*Goal of the exercise*
Work out how many lines in the data hold the word "What", and reply with that number only.

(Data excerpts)
□ □ □ □ □

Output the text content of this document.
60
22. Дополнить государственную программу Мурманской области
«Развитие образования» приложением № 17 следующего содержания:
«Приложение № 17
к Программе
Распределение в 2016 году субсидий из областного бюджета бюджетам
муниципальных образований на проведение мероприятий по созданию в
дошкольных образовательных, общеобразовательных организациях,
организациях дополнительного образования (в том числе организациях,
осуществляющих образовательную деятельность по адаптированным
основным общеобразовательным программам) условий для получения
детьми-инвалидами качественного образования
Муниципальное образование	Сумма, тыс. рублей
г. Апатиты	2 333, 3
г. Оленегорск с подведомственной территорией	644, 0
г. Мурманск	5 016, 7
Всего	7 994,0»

□ □ □ □ □

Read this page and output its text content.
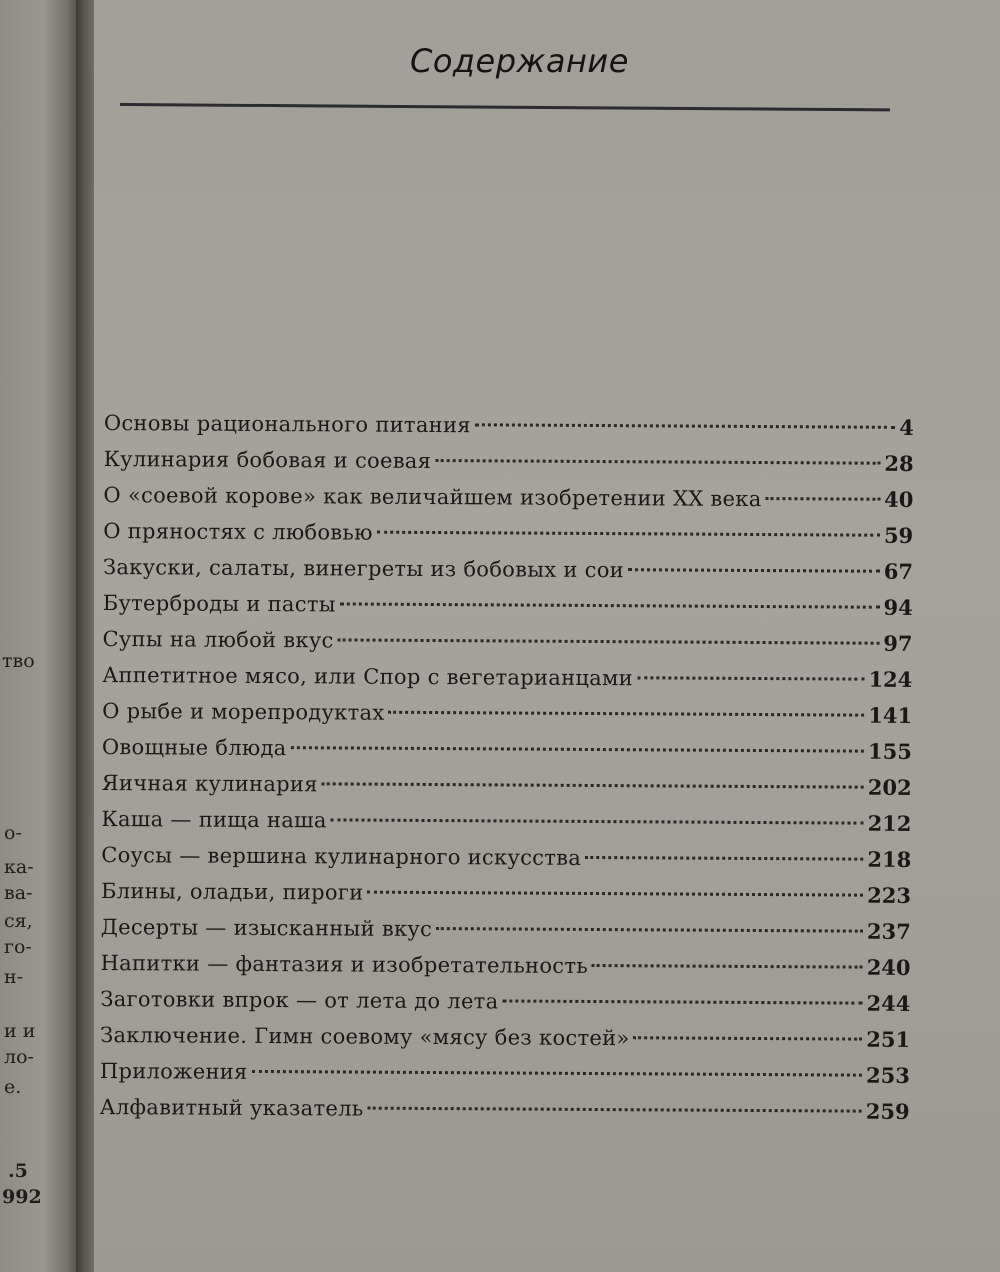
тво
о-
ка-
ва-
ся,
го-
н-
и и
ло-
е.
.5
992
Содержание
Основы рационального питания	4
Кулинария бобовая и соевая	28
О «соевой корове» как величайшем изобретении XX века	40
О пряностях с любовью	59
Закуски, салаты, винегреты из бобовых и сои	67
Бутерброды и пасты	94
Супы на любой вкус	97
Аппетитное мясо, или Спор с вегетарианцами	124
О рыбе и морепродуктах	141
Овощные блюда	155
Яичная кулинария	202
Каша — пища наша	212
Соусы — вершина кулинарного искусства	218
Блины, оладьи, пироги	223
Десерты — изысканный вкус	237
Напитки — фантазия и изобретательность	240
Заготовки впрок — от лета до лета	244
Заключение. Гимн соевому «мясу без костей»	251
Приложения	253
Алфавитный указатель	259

□ □ □ □ □

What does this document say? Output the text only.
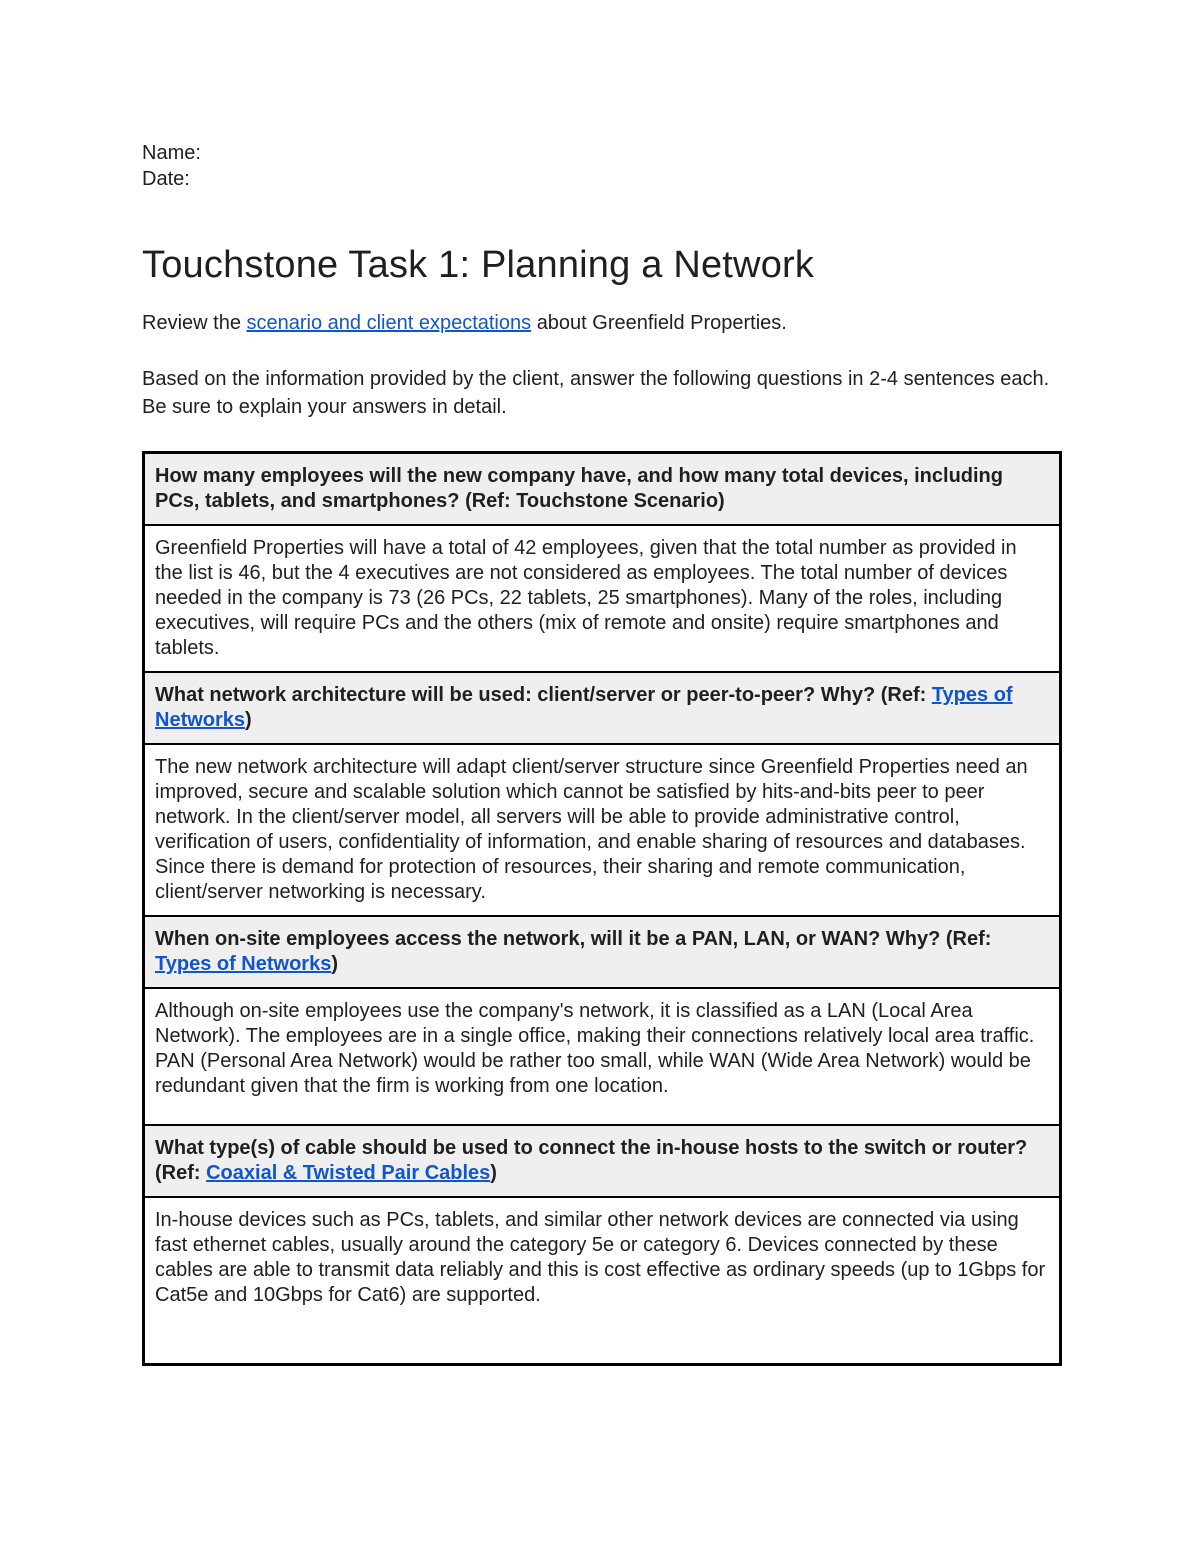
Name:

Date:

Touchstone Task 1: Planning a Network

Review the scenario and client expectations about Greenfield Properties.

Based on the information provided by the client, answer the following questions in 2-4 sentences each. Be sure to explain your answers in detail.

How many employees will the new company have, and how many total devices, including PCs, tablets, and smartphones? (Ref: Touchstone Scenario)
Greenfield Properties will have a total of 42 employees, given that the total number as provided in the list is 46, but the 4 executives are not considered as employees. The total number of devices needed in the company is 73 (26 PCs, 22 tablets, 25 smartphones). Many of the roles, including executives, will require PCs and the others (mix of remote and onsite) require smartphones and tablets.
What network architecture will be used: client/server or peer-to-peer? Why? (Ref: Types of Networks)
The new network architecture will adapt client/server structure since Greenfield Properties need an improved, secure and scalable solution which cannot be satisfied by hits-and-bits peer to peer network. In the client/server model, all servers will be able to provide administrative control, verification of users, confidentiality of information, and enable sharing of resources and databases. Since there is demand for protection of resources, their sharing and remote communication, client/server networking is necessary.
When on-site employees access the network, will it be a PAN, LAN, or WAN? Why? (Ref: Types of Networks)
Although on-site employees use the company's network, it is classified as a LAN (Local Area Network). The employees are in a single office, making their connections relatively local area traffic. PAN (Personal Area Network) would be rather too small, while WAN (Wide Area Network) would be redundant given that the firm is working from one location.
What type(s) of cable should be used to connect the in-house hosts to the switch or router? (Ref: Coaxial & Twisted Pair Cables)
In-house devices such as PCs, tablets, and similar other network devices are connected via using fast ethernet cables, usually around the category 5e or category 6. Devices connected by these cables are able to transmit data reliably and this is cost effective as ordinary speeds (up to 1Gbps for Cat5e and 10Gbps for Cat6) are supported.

□ □ □ □ □

*Output below*
3